## Exercise prompt
Only lines with the string "this" matter here; gather them from the material below.

BEGIN

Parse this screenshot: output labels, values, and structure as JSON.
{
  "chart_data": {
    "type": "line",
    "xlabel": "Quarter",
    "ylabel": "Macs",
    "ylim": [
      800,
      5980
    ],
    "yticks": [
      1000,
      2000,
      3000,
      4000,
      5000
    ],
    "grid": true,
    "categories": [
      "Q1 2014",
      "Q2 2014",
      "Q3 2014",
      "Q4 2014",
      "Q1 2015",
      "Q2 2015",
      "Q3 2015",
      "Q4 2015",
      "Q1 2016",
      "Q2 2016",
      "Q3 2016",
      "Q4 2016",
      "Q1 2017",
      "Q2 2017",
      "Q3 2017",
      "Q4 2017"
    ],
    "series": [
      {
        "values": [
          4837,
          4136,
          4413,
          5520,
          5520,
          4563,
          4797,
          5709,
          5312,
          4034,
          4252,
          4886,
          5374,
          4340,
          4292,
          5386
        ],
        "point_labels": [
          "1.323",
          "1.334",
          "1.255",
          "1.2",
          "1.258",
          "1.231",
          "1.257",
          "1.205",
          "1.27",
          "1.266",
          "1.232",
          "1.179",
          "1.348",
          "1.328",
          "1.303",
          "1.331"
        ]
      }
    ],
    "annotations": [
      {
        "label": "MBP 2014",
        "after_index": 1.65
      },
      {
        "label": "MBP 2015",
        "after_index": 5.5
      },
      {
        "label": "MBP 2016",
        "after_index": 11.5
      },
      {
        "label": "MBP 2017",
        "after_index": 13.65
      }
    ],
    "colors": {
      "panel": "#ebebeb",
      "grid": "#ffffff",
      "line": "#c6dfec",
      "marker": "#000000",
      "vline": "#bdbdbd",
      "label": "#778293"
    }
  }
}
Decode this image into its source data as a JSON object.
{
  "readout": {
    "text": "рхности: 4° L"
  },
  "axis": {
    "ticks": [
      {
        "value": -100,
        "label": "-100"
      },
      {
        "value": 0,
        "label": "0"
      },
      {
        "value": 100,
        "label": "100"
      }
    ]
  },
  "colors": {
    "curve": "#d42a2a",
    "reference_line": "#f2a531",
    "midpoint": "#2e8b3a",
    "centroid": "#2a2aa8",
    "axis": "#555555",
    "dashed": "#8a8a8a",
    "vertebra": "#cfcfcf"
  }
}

END
BEGIN

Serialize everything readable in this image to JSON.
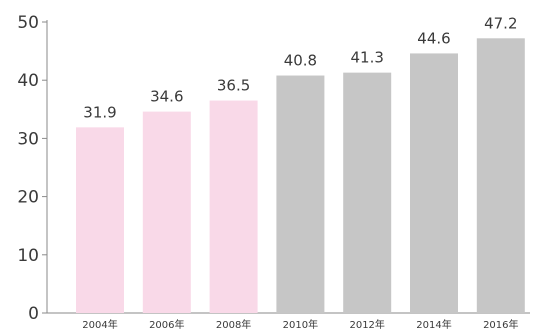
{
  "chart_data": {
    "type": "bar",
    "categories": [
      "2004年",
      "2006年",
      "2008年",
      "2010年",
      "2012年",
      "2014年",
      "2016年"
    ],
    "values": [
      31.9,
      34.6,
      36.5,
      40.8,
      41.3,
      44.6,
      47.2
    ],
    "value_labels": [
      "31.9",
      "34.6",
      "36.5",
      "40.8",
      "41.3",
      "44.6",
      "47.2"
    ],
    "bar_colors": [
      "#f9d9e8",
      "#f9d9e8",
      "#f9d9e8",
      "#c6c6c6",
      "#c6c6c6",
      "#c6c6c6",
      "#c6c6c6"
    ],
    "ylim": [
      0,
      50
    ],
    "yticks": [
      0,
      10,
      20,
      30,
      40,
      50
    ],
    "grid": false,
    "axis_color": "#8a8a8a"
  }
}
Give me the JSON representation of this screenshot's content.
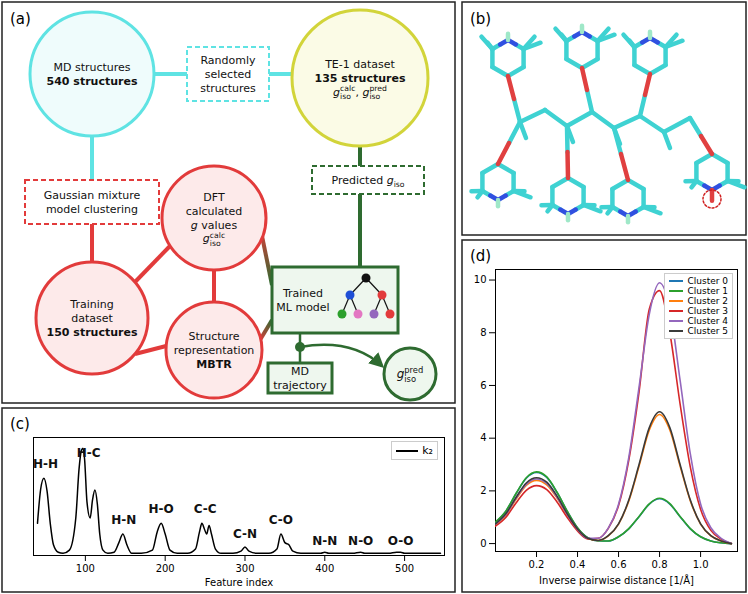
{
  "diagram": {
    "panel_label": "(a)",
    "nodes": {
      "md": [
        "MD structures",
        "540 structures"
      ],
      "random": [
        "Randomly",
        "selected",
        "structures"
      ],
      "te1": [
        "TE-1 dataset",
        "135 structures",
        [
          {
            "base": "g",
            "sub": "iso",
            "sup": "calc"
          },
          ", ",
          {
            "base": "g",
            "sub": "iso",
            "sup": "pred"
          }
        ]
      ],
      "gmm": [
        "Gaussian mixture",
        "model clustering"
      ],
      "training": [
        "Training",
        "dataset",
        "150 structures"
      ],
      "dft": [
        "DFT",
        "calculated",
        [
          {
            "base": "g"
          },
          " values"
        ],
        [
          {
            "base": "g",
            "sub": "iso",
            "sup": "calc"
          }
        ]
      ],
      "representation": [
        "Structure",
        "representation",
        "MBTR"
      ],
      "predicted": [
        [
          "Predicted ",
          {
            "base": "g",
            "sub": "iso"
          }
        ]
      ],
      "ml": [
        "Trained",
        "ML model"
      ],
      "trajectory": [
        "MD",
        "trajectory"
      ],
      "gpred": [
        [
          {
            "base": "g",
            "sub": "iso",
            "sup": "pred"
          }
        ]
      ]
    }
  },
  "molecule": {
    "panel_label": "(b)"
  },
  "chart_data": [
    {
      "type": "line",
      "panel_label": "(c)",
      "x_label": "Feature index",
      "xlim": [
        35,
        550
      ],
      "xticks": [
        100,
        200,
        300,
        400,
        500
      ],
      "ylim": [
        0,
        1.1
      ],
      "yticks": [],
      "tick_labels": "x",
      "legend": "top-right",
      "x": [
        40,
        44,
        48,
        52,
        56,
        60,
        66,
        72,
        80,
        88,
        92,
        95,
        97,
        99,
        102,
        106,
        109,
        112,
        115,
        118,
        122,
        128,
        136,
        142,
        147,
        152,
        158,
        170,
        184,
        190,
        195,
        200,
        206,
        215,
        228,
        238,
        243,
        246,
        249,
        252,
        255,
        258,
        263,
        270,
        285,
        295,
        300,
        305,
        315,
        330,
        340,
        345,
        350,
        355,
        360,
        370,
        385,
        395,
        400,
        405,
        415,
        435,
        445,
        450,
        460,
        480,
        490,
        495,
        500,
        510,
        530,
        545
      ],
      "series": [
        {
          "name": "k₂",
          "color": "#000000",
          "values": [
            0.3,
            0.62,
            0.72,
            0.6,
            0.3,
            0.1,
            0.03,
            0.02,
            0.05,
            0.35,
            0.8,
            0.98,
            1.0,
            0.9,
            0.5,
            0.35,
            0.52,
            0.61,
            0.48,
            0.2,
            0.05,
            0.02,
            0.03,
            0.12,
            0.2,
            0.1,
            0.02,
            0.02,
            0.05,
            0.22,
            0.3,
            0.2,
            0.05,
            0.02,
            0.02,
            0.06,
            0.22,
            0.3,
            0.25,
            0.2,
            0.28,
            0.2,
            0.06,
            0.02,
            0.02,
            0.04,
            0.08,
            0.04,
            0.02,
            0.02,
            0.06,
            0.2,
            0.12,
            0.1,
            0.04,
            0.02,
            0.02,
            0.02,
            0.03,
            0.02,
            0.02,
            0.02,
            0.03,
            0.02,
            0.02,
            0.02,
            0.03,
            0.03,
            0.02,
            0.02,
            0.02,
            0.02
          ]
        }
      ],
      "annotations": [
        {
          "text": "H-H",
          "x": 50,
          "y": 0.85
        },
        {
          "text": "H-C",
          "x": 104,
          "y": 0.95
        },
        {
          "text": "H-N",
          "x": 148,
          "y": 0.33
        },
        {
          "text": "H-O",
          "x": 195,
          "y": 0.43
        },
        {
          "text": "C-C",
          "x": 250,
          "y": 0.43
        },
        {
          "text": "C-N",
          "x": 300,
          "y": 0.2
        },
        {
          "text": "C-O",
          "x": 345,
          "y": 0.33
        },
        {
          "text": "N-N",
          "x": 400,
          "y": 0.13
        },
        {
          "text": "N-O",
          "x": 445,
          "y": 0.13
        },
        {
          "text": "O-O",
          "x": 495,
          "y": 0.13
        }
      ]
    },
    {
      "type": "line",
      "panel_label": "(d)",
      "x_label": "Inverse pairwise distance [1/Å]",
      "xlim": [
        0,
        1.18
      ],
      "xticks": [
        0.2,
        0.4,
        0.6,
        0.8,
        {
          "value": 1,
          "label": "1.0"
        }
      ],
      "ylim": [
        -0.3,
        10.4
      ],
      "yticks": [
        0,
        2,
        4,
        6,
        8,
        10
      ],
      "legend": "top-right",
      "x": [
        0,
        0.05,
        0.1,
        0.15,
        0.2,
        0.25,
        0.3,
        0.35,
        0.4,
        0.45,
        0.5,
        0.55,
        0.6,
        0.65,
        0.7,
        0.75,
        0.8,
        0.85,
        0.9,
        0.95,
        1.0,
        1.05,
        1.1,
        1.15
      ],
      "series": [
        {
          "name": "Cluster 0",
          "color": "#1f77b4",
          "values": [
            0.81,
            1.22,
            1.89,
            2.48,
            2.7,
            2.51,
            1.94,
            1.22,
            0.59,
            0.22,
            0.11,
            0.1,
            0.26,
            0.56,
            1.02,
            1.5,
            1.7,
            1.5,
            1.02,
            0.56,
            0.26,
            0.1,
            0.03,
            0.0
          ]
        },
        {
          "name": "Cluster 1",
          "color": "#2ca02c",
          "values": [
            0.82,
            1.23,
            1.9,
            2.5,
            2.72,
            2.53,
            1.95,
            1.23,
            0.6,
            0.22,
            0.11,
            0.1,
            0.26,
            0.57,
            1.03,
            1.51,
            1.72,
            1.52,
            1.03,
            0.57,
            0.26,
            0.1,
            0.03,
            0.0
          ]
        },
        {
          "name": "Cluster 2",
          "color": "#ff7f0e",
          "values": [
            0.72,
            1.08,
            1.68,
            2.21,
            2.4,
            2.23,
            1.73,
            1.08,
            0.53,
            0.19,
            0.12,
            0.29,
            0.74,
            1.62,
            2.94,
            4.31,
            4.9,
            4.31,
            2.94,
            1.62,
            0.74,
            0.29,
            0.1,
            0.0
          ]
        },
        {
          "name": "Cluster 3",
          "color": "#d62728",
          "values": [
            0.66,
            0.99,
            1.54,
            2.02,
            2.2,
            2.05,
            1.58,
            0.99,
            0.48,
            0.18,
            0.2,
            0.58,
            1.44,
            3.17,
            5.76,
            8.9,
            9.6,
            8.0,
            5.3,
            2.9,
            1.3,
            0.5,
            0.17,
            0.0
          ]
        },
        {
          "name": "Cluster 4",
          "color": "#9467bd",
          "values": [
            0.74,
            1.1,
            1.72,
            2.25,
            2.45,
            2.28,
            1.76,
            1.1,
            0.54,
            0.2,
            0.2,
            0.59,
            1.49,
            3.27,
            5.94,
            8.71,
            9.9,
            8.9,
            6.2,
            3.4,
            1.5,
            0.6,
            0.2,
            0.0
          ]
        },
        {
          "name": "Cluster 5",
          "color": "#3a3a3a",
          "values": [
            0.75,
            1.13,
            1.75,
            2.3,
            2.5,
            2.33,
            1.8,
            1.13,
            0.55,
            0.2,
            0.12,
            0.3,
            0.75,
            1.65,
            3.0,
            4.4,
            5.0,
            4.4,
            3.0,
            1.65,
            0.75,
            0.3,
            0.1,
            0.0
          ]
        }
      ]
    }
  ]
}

END

## The reply
Parse this screenshot: output labels, values, and structure as JSON.
Decode this image into its source data as a JSON object.
Serialize everything readable in this image to JSON.
Give me the JSON representation of this screenshot's content.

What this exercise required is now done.